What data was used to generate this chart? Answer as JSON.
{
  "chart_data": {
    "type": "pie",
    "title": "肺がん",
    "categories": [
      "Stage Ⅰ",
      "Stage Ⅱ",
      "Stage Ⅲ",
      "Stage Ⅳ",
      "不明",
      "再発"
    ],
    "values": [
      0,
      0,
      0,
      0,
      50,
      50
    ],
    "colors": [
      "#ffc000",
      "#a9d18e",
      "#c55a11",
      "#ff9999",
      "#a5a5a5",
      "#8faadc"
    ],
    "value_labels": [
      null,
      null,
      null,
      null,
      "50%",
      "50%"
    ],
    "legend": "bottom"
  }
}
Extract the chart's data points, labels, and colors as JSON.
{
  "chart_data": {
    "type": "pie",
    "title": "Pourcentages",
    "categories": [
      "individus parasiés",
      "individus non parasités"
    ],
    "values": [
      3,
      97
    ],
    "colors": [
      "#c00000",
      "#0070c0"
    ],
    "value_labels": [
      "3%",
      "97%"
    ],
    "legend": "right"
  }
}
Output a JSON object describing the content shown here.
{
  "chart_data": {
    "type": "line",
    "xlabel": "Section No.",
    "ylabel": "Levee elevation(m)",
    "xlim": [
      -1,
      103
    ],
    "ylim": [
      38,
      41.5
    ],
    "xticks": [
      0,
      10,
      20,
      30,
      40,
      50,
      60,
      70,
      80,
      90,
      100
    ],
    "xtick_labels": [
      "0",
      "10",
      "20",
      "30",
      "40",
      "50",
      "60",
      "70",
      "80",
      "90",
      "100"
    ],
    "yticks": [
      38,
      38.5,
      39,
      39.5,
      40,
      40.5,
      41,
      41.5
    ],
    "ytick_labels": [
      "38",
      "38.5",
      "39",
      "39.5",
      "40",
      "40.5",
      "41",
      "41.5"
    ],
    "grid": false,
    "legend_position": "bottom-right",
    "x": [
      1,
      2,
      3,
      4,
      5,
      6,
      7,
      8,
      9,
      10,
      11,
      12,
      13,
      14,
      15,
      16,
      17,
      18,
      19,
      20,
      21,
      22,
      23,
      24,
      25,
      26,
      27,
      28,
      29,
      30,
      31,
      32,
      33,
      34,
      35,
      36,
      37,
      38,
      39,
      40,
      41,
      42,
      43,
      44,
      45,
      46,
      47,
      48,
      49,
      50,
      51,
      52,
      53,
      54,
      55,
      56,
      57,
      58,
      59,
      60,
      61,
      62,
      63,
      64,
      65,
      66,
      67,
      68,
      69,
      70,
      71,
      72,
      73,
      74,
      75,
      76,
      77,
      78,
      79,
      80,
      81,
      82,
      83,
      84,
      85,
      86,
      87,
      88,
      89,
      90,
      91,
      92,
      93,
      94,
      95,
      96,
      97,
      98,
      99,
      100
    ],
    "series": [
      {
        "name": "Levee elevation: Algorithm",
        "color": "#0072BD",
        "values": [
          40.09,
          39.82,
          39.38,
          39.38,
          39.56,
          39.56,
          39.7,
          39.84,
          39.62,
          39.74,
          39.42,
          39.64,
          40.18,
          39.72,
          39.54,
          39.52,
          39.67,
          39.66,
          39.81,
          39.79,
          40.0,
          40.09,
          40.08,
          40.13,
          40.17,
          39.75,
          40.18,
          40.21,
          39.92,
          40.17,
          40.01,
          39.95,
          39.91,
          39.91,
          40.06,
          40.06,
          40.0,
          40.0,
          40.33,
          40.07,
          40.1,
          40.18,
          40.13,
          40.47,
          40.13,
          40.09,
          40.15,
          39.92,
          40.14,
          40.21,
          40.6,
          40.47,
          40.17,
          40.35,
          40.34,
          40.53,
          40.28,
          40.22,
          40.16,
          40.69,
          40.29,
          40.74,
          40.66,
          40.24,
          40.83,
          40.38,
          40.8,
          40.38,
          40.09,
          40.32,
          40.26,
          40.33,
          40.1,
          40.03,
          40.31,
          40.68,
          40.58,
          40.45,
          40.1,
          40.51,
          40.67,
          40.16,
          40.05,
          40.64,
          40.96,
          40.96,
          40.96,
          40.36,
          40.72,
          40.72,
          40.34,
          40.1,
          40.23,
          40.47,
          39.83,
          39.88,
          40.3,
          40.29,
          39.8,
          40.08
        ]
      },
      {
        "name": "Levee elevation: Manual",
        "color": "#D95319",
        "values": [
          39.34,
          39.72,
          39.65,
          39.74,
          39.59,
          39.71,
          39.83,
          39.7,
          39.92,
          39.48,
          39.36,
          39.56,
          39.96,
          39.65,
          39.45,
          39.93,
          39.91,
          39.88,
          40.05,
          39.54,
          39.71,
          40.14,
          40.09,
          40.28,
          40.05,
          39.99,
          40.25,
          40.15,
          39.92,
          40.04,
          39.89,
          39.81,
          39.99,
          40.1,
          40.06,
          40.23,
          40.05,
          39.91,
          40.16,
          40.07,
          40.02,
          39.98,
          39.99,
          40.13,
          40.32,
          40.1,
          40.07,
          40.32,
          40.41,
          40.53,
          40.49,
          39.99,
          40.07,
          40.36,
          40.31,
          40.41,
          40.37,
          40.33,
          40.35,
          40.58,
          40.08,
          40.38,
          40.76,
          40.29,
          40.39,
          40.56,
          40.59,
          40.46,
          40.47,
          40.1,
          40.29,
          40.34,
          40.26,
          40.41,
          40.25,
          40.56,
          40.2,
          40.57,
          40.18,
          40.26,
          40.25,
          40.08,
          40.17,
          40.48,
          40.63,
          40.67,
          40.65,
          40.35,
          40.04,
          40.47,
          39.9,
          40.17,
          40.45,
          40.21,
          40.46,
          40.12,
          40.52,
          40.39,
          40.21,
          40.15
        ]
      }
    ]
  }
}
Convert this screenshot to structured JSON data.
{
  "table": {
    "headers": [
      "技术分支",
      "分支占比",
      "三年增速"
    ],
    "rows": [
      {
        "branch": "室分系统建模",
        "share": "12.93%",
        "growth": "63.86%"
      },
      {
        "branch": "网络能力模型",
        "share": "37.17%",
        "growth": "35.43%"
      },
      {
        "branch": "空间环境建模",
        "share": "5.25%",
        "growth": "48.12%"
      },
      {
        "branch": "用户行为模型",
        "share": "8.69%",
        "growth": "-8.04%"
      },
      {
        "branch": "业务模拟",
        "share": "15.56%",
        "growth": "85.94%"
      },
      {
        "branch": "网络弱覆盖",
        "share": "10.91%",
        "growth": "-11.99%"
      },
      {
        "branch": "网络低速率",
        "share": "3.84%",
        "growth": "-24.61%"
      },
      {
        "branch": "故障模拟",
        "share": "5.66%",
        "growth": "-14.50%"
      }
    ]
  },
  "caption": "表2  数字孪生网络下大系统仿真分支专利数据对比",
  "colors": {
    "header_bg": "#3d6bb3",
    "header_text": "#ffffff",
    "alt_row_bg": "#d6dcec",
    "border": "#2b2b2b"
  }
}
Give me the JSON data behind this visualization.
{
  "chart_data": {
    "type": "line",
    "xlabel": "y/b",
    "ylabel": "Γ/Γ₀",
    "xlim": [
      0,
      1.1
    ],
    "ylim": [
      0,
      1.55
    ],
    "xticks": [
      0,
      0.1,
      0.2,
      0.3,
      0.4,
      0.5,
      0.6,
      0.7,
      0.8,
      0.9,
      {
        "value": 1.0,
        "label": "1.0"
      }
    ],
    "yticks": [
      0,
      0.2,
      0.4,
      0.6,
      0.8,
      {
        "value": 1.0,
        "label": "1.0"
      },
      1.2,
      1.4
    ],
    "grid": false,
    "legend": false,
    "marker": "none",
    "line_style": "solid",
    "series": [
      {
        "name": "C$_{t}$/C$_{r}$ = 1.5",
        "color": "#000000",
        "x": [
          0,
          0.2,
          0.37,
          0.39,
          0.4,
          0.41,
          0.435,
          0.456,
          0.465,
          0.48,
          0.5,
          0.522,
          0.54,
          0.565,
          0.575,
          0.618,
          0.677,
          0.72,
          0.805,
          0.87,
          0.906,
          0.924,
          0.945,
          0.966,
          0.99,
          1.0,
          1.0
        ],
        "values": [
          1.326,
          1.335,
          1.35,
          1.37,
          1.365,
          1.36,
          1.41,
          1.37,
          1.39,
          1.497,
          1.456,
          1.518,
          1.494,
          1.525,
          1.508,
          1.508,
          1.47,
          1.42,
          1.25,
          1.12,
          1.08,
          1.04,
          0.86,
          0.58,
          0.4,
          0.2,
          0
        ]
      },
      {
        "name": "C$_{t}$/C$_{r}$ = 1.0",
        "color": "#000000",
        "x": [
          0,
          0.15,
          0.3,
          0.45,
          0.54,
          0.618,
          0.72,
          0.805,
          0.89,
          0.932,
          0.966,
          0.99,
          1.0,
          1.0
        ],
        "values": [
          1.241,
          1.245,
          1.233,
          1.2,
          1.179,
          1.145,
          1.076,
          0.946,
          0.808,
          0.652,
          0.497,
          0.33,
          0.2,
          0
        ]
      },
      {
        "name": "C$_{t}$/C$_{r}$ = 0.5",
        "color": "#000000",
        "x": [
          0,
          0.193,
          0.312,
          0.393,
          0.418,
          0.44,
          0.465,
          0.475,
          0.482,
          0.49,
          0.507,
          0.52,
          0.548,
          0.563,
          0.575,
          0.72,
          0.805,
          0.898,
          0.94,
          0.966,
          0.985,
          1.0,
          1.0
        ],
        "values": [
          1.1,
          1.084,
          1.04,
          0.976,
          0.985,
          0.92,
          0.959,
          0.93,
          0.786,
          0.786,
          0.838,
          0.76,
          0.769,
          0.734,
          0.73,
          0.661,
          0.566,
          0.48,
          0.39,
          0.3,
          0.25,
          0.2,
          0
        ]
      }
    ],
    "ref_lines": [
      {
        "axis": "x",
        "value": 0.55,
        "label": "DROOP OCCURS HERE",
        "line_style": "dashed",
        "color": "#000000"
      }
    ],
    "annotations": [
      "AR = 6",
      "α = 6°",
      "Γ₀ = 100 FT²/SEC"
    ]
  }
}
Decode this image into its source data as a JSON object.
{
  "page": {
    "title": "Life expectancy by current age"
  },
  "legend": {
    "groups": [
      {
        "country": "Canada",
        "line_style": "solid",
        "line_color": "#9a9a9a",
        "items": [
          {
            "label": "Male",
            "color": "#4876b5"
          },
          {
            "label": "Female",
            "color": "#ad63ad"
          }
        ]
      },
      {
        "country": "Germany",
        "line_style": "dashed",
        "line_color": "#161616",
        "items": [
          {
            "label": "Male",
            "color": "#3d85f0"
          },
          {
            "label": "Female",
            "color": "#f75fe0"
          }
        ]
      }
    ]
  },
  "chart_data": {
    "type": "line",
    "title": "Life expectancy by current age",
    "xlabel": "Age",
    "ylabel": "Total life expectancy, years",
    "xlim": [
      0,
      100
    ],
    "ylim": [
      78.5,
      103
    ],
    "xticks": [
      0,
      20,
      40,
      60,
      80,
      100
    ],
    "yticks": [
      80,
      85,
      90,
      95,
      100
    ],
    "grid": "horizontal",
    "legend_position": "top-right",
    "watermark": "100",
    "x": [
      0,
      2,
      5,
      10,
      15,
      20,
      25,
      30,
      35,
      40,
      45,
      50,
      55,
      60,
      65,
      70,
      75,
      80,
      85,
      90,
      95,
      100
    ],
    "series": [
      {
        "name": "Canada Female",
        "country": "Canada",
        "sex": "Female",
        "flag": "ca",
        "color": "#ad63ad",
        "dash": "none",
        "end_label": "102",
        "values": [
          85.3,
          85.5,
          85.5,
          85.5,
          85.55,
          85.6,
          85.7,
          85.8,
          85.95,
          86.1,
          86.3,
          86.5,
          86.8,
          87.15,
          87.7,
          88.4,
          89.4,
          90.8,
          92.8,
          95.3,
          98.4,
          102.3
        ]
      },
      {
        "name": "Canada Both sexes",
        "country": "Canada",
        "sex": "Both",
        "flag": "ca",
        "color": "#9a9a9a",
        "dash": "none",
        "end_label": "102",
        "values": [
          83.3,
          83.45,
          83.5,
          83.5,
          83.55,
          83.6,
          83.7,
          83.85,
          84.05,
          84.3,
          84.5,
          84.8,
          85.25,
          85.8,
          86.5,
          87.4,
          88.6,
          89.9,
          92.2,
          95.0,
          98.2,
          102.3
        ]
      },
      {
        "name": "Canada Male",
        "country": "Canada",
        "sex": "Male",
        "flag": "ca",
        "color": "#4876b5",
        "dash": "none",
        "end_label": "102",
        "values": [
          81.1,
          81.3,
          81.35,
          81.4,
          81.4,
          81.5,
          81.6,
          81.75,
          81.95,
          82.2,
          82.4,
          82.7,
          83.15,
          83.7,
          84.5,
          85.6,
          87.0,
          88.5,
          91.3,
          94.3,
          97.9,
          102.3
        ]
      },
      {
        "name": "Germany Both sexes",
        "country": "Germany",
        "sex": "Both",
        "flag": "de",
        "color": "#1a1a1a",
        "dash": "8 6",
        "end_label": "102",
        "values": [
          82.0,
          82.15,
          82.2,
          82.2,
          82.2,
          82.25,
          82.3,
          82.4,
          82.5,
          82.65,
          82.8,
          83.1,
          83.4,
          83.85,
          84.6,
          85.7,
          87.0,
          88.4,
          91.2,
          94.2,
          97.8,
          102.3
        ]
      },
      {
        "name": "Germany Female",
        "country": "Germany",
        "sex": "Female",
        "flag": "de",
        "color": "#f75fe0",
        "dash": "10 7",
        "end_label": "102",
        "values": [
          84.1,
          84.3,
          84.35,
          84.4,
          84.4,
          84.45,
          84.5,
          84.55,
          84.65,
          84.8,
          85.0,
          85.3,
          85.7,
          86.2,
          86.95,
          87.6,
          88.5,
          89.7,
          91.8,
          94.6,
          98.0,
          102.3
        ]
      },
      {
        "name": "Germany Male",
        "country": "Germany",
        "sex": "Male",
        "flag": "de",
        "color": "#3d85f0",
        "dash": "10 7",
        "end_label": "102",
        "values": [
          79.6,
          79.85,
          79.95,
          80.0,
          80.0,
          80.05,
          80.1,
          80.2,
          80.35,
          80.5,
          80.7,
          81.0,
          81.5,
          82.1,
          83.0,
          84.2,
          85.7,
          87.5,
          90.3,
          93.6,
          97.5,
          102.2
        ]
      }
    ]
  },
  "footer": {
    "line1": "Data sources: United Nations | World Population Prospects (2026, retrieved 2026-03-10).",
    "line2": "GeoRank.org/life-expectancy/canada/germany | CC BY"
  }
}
****************
Which lines contain "JSON"? Copy each of them out.

What data was used to generate this chart? Answer as JSON.
Extract the chart's data points, labels, and colors as JSON.
Output a JSON object describing the content shown here.
Convert this screenshot to structured JSON data.
Give me the JSON data behind this visualization.
Decode this image into its source data as a JSON object.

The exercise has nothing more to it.